======== RECORD SET

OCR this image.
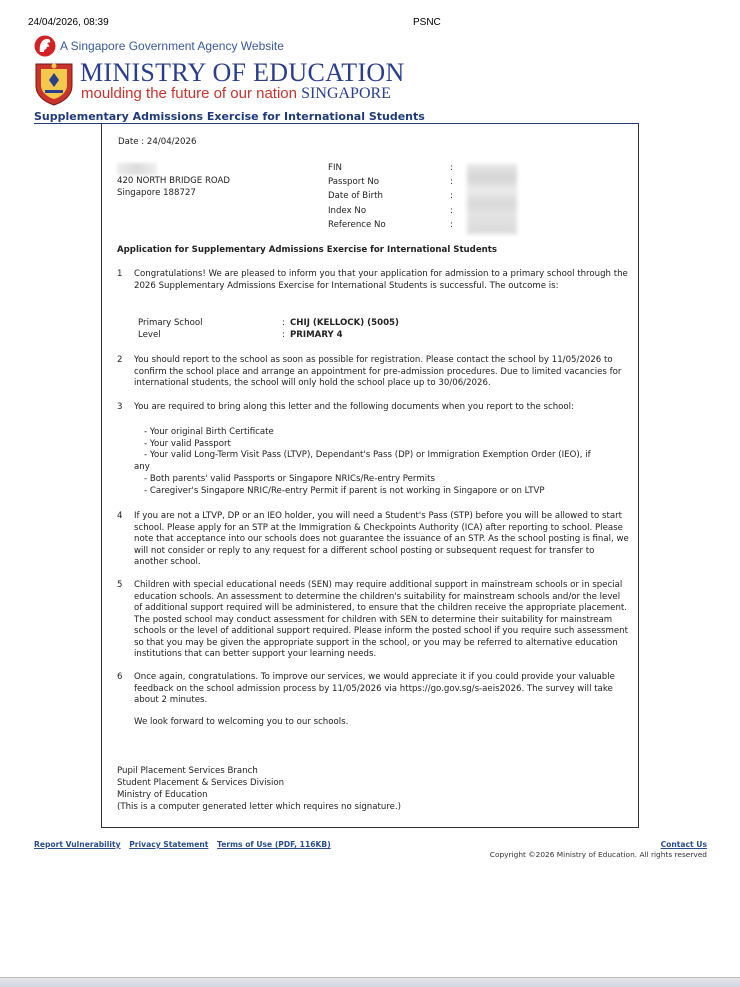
24/04/2026, 08:39	PSNC
A Singapore Government Agency Website
MINISTRY OF EDUCATION
moulding the future of our nation SINGAPORE
Supplementary Admissions Exercise for International Students
Date : 24/04/2026
420 NORTH BRIDGE ROAD
Singapore 188727
FIN	:
Passport No	:
Date of Birth	:
Index No	:
Reference No	:
Application for Supplementary Admissions Exercise for International Students
1	Congratulations! We are pleased to inform you that your application for admission to a primary school through the 2026 Supplementary Admissions Exercise for International Students is successful. The outcome is:
Primary School	: CHIJ (KELLOCK) (5005)
Level	: PRIMARY 4
2	You should report to the school as soon as possible for registration. Please contact the school by 11/05/2026 to confirm the school place and arrange an appointment for pre-admission procedures. Due to limited vacancies for international students, the school will only hold the school place up to 30/06/2026.
3	You are required to bring along this letter and the following documents when you report to the school:
- Your original Birth Certificate
- Your valid Passport
- Your valid Long-Term Visit Pass (LTVP), Dependant's Pass (DP) or Immigration Exemption Order (IEO), if
any
- Both parents' valid Passports or Singapore NRICs/Re-entry Permits
- Caregiver's Singapore NRIC/Re-entry Permit if parent is not working in Singapore or on LTVP
4	If you are not a LTVP, DP or an IEO holder, you will need a Student's Pass (STP) before you will be allowed to start school. Please apply for an STP at the Immigration & Checkpoints Authority (ICA) after reporting to school. Please note that acceptance into our schools does not guarantee the issuance of an STP. As the school posting is final, we will not consider or reply to any request for a different school posting or subsequent request for transfer to another school.
5	Children with special educational needs (SEN) may require additional support in mainstream schools or in special education schools. An assessment to determine the children's suitability for mainstream schools and/or the level of additional support required will be administered, to ensure that the children receive the appropriate placement. The posted school may conduct assessment for children with SEN to determine their suitability for mainstream schools or the level of additional support required. Please inform the posted school if you require such assessment so that you may be given the appropriate support in the school, or you may be referred to alternative education institutions that can better support your learning needs.
6	Once again, congratulations. To improve our services, we would appreciate it if you could provide your valuable feedback on the school admission process by 11/05/2026 via https://go.gov.sg/s-aeis2026. The survey will take about 2 minutes.
We look forward to welcoming you to our schools.
Pupil Placement Services Branch
Student Placement & Services Division
Ministry of Education
(This is a computer generated letter which requires no signature.)
Report Vulnerability Privacy Statement Terms of Use (PDF, 116KB)	Contact Us
Copyright ©2026 Ministry of Education. All rights reserved
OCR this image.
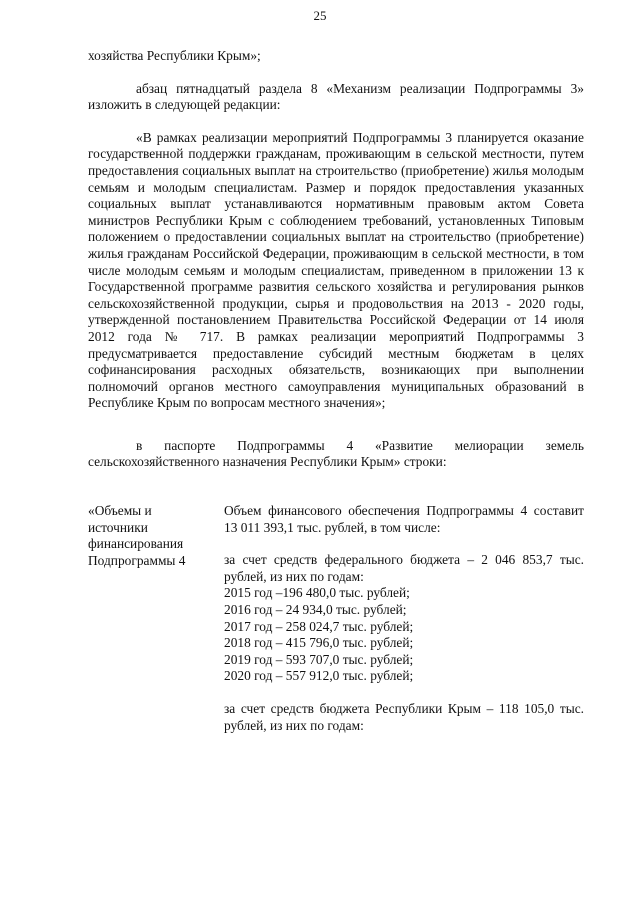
25

хозяйства Республики Крым»;

абзац пятнадцатый раздела 8 «Механизм реализации Подпрограммы 3» изложить в следующей редакции:

«В рамках реализации мероприятий Подпрограммы 3 планируется оказание государственной поддержки гражданам, проживающим в сельской местности, путем предоставления социальных выплат на строительство (приобретение) жилья молодым семьям и молодым специалистам. Размер и порядок предоставления указанных социальных выплат устанавливаются нормативным правовым актом Совета министров Республики Крым с соблюдением требований, установленных Типовым положением о предоставлении социальных выплат на строительство (приобретение) жилья гражданам Российской Федерации, проживающим в сельской местности, в том числе молодым семьям и молодым специалистам, приведенном в приложении 13 к Государственной программе развития сельского хозяйства и регулирования рынков сельскохозяйственной продукции, сырья и продовольствия на 2013 - 2020 годы, утвержденной постановлением Правительства Российской Федерации от 14 июля 2012 года № 717. В рамках реализации мероприятий Подпрограммы 3 предусматривается предоставление субсидий местным бюджетам в целях софинансирования расходных обязательств, возникающих при выполнении полномочий органов местного самоуправления муниципальных образований в Республике Крым по вопросам местного значения»;

в паспорте Подпрограммы 4 «Развитие мелиорации земель сельскохозяйственного назначения Республики Крым» строки:

«Объемы и
источники
финансирования
Подпрограммы 4

Объем финансового обеспечения Подпрограммы 4 составит 13 011 393,1 тыс. рублей, в том числе:

за счет средств федерального бюджета – 2 046 853,7 тыс. рублей, из них по годам:

2015 год –196 480,0 тыс. рублей;
2016 год – 24 934,0 тыс. рублей;
2017 год – 258 024,7 тыс. рублей;
2018 год – 415 796,0 тыс. рублей;
2019 год – 593 707,0 тыс. рублей;
2020 год – 557 912,0 тыс. рублей;

за счет средств бюджета Республики Крым – 118 105,0 тыс. рублей, из них по годам:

================

> _WHAT IS NEEDED_
Write out the entries above verbatim; the pictures do not belong in your copy.

> _ANSWER IN FULL_
OCR this image.
24/04/2026, 08:39	PSNC
A Singapore Government Agency Website
MINISTRY OF EDUCATION
moulding the future of our nation SINGAPORE
Supplementary Admissions Exercise for International Students
Date : 24/04/2026
420 NORTH BRIDGE ROAD
Singapore 188727
FIN	:
Passport No	:
Date of Birth	:
Index No	:
Reference No	:
Application for Supplementary Admissions Exercise for International Students
1	Congratulations! We are pleased to inform you that your application for admission to a primary school through the 2026 Supplementary Admissions Exercise for International Students is successful. The outcome is:
Primary School	: CHIJ (KELLOCK) (5005)
Level	: PRIMARY 4
2	You should report to the school as soon as possible for registration. Please contact the school by 11/05/2026 to confirm the school place and arrange an appointment for pre-admission procedures. Due to limited vacancies for international students, the school will only hold the school place up to 30/06/2026.
3	You are required to bring along this letter and the following documents when you report to the school:
- Your original Birth Certificate
- Your valid Passport
- Your valid Long-Term Visit Pass (LTVP), Dependant's Pass (DP) or Immigration Exemption Order (IEO), if
any
- Both parents' valid Passports or Singapore NRICs/Re-entry Permits
- Caregiver's Singapore NRIC/Re-entry Permit if parent is not working in Singapore or on LTVP
4	If you are not a LTVP, DP or an IEO holder, you will need a Student's Pass (STP) before you will be allowed to start school. Please apply for an STP at the Immigration & Checkpoints Authority (ICA) after reporting to school. Please note that acceptance into our schools does not guarantee the issuance of an STP. As the school posting is final, we will not consider or reply to any request for a different school posting or subsequent request for transfer to another school.
5	Children with special educational needs (SEN) may require additional support in mainstream schools or in special education schools. An assessment to determine the children's suitability for mainstream schools and/or the level of additional support required will be administered, to ensure that the children receive the appropriate placement. The posted school may conduct assessment for children with SEN to determine their suitability for mainstream schools or the level of additional support required. Please inform the posted school if you require such assessment so that you may be given the appropriate support in the school, or you may be referred to alternative education institutions that can better support your learning needs.
6	Once again, congratulations. To improve our services, we would appreciate it if you could provide your valuable feedback on the school admission process by 11/05/2026 via https://go.gov.sg/s-aeis2026. The survey will take about 2 minutes.
We look forward to welcoming you to our schools.
Pupil Placement Services Branch
Student Placement & Services Division
Ministry of Education
(This is a computer generated letter which requires no signature.)
Report Vulnerability Privacy Statement Terms of Use (PDF, 116KB)	Contact Us
Copyright ©2026 Ministry of Education. All rights reserved
OCR this image.
25

хозяйства Республики Крым»;

абзац пятнадцатый раздела 8 «Механизм реализации Подпрограммы 3» изложить в следующей редакции:

«В рамках реализации мероприятий Подпрограммы 3 планируется оказание государственной поддержки гражданам, проживающим в сельской местности, путем предоставления социальных выплат на строительство (приобретение) жилья молодым семьям и молодым специалистам. Размер и порядок предоставления указанных социальных выплат устанавливаются нормативным правовым актом Совета министров Республики Крым с соблюдением требований, установленных Типовым положением о предоставлении социальных выплат на строительство (приобретение) жилья гражданам Российской Федерации, проживающим в сельской местности, в том числе молодым семьям и молодым специалистам, приведенном в приложении 13 к Государственной программе развития сельского хозяйства и регулирования рынков сельскохозяйственной продукции, сырья и продовольствия на 2013 - 2020 годы, утвержденной постановлением Правительства Российской Федерации от 14 июля 2012 года № 717. В рамках реализации мероприятий Подпрограммы 3 предусматривается предоставление субсидий местным бюджетам в целях софинансирования расходных обязательств, возникающих при выполнении полномочий органов местного самоуправления муниципальных образований в Республике Крым по вопросам местного значения»;

в паспорте Подпрограммы 4 «Развитие мелиорации земель сельскохозяйственного назначения Республики Крым» строки:

«Объемы и
источники
финансирования
Подпрограммы 4

Объем финансового обеспечения Подпрограммы 4 составит 13 011 393,1 тыс. рублей, в том числе:

за счет средств федерального бюджета – 2 046 853,7 тыс. рублей, из них по годам:

2015 год –196 480,0 тыс. рублей;
2016 год – 24 934,0 тыс. рублей;
2017 год – 258 024,7 тыс. рублей;
2018 год – 415 796,0 тыс. рублей;
2019 год – 593 707,0 тыс. рублей;
2020 год – 557 912,0 тыс. рублей;

за счет средств бюджета Республики Крым – 118 105,0 тыс. рублей, из них по годам:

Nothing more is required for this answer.